Figure contents as structured data:
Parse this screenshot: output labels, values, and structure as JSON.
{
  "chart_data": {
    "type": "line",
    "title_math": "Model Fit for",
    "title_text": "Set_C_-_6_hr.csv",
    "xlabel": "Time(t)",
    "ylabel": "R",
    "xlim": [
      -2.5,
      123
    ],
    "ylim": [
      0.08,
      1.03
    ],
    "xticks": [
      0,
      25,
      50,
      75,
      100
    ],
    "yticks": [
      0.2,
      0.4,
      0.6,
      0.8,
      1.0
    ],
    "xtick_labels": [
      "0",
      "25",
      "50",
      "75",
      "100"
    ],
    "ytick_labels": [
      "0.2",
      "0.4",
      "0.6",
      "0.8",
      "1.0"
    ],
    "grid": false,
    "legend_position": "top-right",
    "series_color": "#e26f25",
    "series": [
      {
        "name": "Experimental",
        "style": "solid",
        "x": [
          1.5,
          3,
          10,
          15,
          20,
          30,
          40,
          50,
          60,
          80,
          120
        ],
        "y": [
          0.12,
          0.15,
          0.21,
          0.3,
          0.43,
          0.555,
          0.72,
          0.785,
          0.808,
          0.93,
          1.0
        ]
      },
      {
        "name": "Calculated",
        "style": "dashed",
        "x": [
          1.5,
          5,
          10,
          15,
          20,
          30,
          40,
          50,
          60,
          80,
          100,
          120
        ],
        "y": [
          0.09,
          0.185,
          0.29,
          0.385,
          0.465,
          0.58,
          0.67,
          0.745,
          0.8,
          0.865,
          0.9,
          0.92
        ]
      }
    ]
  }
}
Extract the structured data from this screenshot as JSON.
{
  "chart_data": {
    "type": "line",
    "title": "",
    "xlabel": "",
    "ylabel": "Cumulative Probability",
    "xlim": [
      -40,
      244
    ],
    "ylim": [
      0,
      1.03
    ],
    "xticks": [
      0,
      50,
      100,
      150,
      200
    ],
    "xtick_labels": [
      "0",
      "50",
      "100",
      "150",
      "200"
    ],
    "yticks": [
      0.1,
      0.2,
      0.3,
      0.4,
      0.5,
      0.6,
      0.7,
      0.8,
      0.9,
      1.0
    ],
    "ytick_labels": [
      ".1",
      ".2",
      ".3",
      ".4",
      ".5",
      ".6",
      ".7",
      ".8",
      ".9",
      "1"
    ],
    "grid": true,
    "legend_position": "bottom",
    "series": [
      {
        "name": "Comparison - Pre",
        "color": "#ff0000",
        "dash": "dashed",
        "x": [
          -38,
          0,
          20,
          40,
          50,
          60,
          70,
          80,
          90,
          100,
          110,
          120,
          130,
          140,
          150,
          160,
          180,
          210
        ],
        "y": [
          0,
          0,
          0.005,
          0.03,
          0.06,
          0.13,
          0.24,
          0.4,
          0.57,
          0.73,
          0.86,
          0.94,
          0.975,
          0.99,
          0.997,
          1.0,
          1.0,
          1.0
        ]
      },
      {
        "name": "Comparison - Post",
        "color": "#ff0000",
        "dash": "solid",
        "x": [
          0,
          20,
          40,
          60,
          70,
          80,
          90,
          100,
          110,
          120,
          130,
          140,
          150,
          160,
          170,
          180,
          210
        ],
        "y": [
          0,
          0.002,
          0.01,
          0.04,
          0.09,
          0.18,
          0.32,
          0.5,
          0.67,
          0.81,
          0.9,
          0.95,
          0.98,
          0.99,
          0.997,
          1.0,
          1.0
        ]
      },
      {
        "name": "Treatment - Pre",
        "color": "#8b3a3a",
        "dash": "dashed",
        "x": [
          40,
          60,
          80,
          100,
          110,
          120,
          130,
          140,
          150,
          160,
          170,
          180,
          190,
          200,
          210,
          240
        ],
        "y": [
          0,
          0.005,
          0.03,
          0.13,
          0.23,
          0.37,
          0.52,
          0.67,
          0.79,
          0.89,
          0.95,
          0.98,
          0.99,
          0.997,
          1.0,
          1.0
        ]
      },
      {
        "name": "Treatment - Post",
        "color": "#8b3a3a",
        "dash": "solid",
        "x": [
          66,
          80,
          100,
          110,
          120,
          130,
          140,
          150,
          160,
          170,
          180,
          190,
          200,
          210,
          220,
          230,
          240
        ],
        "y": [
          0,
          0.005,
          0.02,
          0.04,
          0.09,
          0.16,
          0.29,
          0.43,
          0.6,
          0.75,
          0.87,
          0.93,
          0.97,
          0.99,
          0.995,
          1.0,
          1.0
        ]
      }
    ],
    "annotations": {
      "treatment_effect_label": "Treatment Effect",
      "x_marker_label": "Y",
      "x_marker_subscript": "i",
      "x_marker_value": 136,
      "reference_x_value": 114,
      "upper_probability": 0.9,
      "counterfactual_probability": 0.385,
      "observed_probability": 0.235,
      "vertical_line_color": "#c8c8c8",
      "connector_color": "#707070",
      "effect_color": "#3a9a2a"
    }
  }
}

**GIVEN REQUEST:**
Write every entry out again exactly.

**SOLUTION BELOW:**
Parse this screenshot: output labels, values, and structure as JSON.
{
  "chart_data": {
    "type": "line",
    "title_math": "Model Fit for",
    "title_text": "Set_C_-_6_hr.csv",
    "xlabel": "Time(t)",
    "ylabel": "R",
    "xlim": [
      -2.5,
      123
    ],
    "ylim": [
      0.08,
      1.03
    ],
    "xticks": [
      0,
      25,
      50,
      75,
      100
    ],
    "yticks": [
      0.2,
      0.4,
      0.6,
      0.8,
      1.0
    ],
    "xtick_labels": [
      "0",
      "25",
      "50",
      "75",
      "100"
    ],
    "ytick_labels": [
      "0.2",
      "0.4",
      "0.6",
      "0.8",
      "1.0"
    ],
    "grid": false,
    "legend_position": "top-right",
    "series_color": "#e26f25",
    "series": [
      {
        "name": "Experimental",
        "style": "solid",
        "x": [
          1.5,
          3,
          10,
          15,
          20,
          30,
          40,
          50,
          60,
          80,
          120
        ],
        "y": [
          0.12,
          0.15,
          0.21,
          0.3,
          0.43,
          0.555,
          0.72,
          0.785,
          0.808,
          0.93,
          1.0
        ]
      },
      {
        "name": "Calculated",
        "style": "dashed",
        "x": [
          1.5,
          5,
          10,
          15,
          20,
          30,
          40,
          50,
          60,
          80,
          100,
          120
        ],
        "y": [
          0.09,
          0.185,
          0.29,
          0.385,
          0.465,
          0.58,
          0.67,
          0.745,
          0.8,
          0.865,
          0.9,
          0.92
        ]
      }
    ]
  }
}
Extract the structured data from this screenshot as JSON.
{
  "chart_data": {
    "type": "line",
    "title": "",
    "xlabel": "",
    "ylabel": "Cumulative Probability",
    "xlim": [
      -40,
      244
    ],
    "ylim": [
      0,
      1.03
    ],
    "xticks": [
      0,
      50,
      100,
      150,
      200
    ],
    "xtick_labels": [
      "0",
      "50",
      "100",
      "150",
      "200"
    ],
    "yticks": [
      0.1,
      0.2,
      0.3,
      0.4,
      0.5,
      0.6,
      0.7,
      0.8,
      0.9,
      1.0
    ],
    "ytick_labels": [
      ".1",
      ".2",
      ".3",
      ".4",
      ".5",
      ".6",
      ".7",
      ".8",
      ".9",
      "1"
    ],
    "grid": true,
    "legend_position": "bottom",
    "series": [
      {
        "name": "Comparison - Pre",
        "color": "#ff0000",
        "dash": "dashed",
        "x": [
          -38,
          0,
          20,
          40,
          50,
          60,
          70,
          80,
          90,
          100,
          110,
          120,
          130,
          140,
          150,
          160,
          180,
          210
        ],
        "y": [
          0,
          0,
          0.005,
          0.03,
          0.06,
          0.13,
          0.24,
          0.4,
          0.57,
          0.73,
          0.86,
          0.94,
          0.975,
          0.99,
          0.997,
          1.0,
          1.0,
          1.0
        ]
      },
      {
        "name": "Comparison - Post",
        "color": "#ff0000",
        "dash": "solid",
        "x": [
          0,
          20,
          40,
          60,
          70,
          80,
          90,
          100,
          110,
          120,
          130,
          140,
          150,
          160,
          170,
          180,
          210
        ],
        "y": [
          0,
          0.002,
          0.01,
          0.04,
          0.09,
          0.18,
          0.32,
          0.5,
          0.67,
          0.81,
          0.9,
          0.95,
          0.98,
          0.99,
          0.997,
          1.0,
          1.0
        ]
      },
      {
        "name": "Treatment - Pre",
        "color": "#8b3a3a",
        "dash": "dashed",
        "x": [
          40,
          60,
          80,
          100,
          110,
          120,
          130,
          140,
          150,
          160,
          170,
          180,
          190,
          200,
          210,
          240
        ],
        "y": [
          0,
          0.005,
          0.03,
          0.13,
          0.23,
          0.37,
          0.52,
          0.67,
          0.79,
          0.89,
          0.95,
          0.98,
          0.99,
          0.997,
          1.0,
          1.0
        ]
      },
      {
        "name": "Treatment - Post",
        "color": "#8b3a3a",
        "dash": "solid",
        "x": [
          66,
          80,
          100,
          110,
          120,
          130,
          140,
          150,
          160,
          170,
          180,
          190,
          200,
          210,
          220,
          230,
          240
        ],
        "y": [
          0,
          0.005,
          0.02,
          0.04,
          0.09,
          0.16,
          0.29,
          0.43,
          0.6,
          0.75,
          0.87,
          0.93,
          0.97,
          0.99,
          0.995,
          1.0,
          1.0
        ]
      }
    ],
    "annotations": {
      "treatment_effect_label": "Treatment Effect",
      "x_marker_label": "Y",
      "x_marker_subscript": "i",
      "x_marker_value": 136,
      "reference_x_value": 114,
      "upper_probability": 0.9,
      "counterfactual_probability": 0.385,
      "observed_probability": 0.235,
      "vertical_line_color": "#c8c8c8",
      "connector_color": "#707070",
      "effect_color": "#3a9a2a"
    }
  }
}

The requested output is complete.